__WRITTEN INSTRUCTION__
Each line of the material below that holds the word "женщинам" needs to be copied.

__GIVEN DATA__
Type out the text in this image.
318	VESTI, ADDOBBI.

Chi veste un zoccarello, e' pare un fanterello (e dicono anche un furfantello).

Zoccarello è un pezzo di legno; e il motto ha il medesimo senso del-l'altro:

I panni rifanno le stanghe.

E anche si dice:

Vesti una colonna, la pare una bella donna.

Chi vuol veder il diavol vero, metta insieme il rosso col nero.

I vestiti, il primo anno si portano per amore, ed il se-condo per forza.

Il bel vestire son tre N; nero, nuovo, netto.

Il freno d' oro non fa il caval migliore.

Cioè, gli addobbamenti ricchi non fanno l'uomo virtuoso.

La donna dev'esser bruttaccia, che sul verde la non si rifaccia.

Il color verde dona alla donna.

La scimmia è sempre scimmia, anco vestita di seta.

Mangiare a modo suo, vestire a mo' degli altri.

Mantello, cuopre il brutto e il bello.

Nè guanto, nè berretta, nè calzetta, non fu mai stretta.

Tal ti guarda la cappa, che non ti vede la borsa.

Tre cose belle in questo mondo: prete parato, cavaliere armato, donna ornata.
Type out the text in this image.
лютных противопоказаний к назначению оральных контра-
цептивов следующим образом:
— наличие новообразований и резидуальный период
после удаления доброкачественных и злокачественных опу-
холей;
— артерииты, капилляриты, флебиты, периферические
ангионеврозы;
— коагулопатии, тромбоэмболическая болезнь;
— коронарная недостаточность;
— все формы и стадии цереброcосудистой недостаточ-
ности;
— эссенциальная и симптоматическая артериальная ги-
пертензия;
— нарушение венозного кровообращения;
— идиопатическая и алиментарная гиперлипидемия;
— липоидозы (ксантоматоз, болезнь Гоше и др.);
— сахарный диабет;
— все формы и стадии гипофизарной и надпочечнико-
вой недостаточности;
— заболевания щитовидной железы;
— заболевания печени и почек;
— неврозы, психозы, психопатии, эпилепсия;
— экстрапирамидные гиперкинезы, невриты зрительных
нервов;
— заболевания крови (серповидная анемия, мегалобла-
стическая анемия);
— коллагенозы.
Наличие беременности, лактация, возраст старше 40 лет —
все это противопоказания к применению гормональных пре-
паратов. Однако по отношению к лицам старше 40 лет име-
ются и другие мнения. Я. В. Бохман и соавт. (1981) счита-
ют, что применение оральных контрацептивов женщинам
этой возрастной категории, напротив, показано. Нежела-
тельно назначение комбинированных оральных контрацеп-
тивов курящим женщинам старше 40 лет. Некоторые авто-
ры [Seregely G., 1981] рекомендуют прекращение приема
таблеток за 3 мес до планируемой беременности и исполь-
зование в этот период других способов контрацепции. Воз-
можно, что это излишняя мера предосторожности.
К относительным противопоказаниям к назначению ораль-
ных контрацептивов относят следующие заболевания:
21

__EXERCISE RESPONSE__
ют, что применение оральных контрацептивов женщинам
тивов курящим женщинам старше 40 лет. Некоторые авто-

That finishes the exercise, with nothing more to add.